Material for this task:
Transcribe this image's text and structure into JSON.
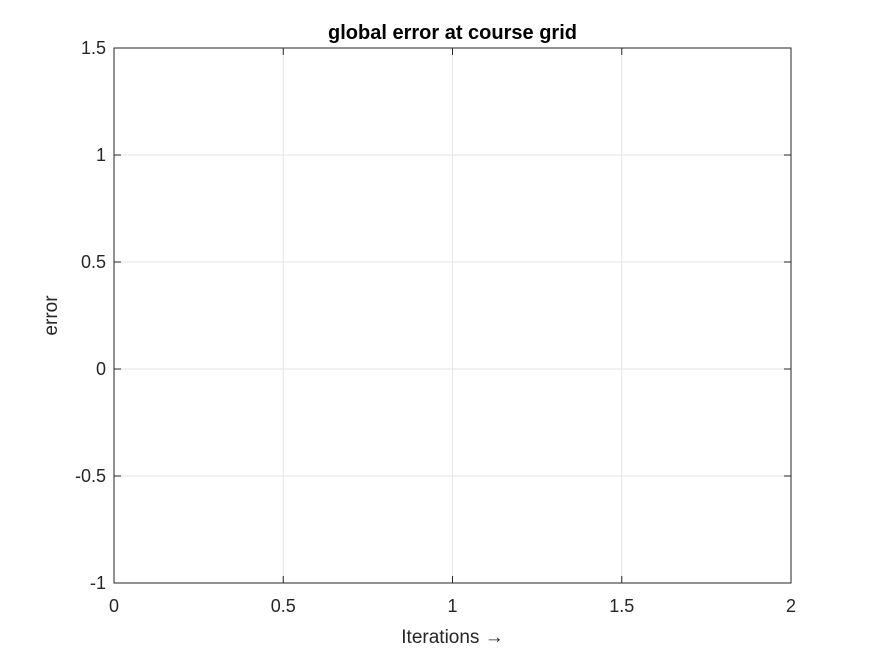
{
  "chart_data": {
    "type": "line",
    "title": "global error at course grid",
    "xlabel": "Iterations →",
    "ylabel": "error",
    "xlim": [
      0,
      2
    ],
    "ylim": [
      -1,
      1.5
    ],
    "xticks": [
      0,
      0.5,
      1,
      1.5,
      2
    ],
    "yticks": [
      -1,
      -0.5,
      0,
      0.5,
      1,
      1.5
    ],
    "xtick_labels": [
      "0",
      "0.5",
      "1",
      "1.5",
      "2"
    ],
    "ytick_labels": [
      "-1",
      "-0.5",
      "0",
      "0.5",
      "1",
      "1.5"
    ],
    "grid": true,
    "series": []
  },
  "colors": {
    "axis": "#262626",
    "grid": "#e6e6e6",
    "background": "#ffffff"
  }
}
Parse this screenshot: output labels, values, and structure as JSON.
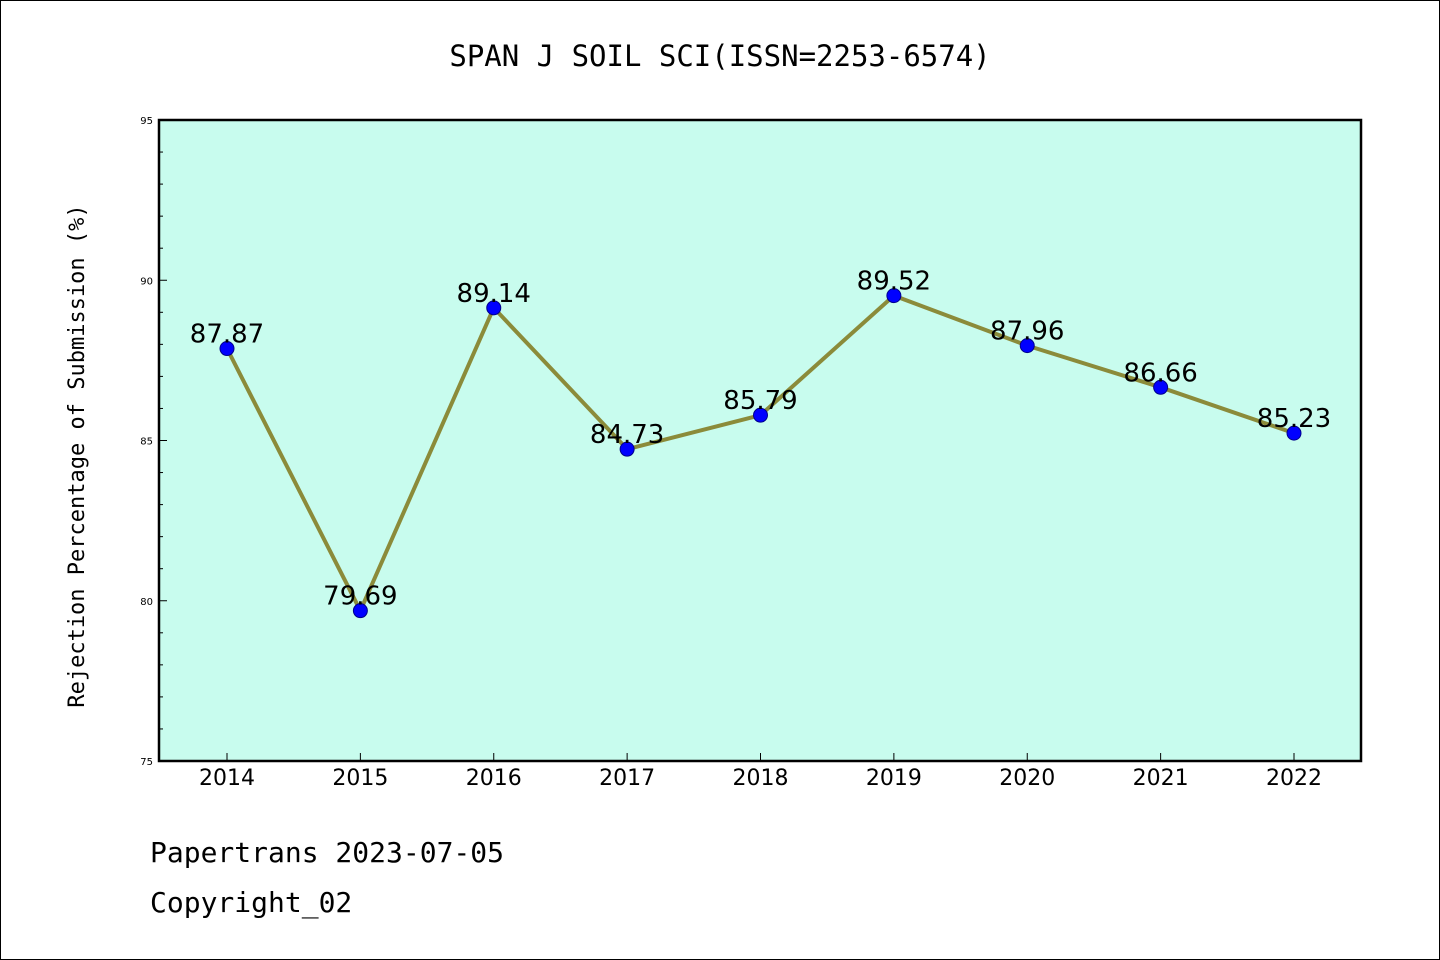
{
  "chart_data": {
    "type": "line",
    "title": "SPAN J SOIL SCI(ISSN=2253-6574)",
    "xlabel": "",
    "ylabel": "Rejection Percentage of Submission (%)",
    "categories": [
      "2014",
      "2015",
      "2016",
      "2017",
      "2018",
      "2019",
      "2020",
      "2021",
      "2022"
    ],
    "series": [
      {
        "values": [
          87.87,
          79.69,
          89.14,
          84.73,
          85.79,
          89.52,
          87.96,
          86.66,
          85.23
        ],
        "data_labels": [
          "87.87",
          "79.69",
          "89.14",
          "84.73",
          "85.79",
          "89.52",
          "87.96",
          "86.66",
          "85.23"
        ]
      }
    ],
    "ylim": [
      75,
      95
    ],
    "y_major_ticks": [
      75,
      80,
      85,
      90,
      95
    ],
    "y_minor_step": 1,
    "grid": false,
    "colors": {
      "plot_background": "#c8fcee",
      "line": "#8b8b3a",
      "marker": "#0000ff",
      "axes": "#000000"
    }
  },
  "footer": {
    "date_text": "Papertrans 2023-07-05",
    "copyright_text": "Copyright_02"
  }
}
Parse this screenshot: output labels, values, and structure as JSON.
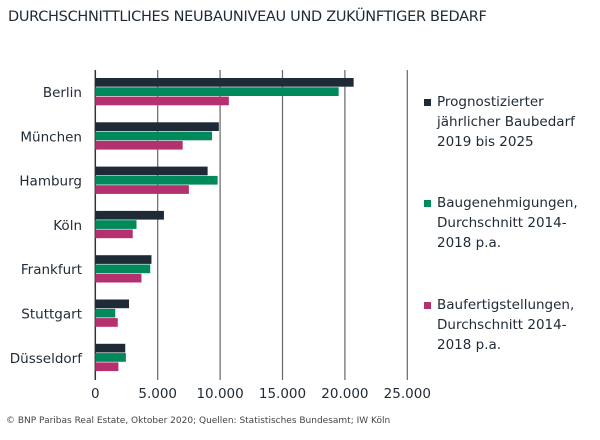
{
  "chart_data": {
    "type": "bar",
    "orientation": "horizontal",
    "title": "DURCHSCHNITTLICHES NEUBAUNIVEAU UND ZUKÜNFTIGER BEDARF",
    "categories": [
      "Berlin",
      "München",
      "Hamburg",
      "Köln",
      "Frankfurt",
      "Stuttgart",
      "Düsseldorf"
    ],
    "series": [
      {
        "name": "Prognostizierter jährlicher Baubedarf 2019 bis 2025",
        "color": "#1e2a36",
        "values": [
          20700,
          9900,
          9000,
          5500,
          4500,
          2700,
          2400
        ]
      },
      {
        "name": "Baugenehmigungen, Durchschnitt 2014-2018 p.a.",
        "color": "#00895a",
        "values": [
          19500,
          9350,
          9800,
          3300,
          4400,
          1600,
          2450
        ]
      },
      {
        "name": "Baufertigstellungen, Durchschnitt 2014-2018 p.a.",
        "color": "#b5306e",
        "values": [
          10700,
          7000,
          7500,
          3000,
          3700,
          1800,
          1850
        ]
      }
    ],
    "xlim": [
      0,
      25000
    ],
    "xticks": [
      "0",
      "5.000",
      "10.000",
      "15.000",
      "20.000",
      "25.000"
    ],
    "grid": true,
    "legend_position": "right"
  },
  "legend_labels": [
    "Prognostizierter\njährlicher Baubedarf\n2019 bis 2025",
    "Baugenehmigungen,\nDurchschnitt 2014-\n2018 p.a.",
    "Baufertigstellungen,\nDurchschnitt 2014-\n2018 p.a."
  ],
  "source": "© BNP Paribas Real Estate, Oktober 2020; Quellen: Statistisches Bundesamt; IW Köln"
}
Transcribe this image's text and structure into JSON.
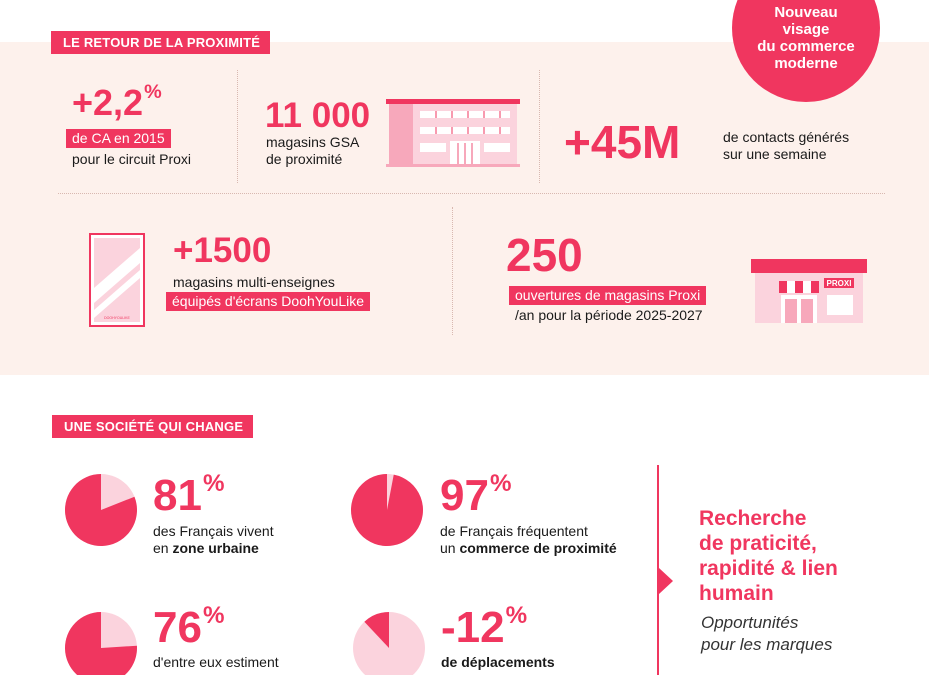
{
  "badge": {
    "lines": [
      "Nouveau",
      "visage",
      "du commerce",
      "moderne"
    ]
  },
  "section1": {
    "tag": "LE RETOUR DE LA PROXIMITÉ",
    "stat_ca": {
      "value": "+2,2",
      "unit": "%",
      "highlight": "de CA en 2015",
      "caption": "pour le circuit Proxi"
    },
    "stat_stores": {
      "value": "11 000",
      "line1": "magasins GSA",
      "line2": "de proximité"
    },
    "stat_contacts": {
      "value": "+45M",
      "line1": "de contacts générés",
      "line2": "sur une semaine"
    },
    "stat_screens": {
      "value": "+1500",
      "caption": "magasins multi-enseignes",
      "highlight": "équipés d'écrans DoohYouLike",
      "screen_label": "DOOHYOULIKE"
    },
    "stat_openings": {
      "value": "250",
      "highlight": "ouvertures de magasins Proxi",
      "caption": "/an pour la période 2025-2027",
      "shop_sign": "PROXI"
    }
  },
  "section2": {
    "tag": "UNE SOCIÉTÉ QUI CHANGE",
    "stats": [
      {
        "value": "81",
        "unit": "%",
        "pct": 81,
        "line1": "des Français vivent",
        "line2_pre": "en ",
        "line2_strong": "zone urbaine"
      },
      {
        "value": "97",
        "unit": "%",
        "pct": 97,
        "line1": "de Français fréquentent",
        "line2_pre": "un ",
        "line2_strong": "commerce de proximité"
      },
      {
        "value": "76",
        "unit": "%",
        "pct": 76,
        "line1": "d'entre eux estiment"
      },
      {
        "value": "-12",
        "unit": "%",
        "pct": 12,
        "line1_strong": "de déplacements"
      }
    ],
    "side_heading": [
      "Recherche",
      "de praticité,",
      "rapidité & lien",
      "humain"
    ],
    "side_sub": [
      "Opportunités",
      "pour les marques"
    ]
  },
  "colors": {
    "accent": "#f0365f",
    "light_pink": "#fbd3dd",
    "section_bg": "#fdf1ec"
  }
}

Job: Show each line of the listing that holds the string "name".

Written solution:
        "name": "Prognostizierter jährlicher Baubedarf 2019 bis 2025",
        "name": "Baugenehmigungen, Durchschnitt 2014-2018 p.a.",
        "name": "Baufertigstellungen, Durchschnitt 2014-2018 p.a.",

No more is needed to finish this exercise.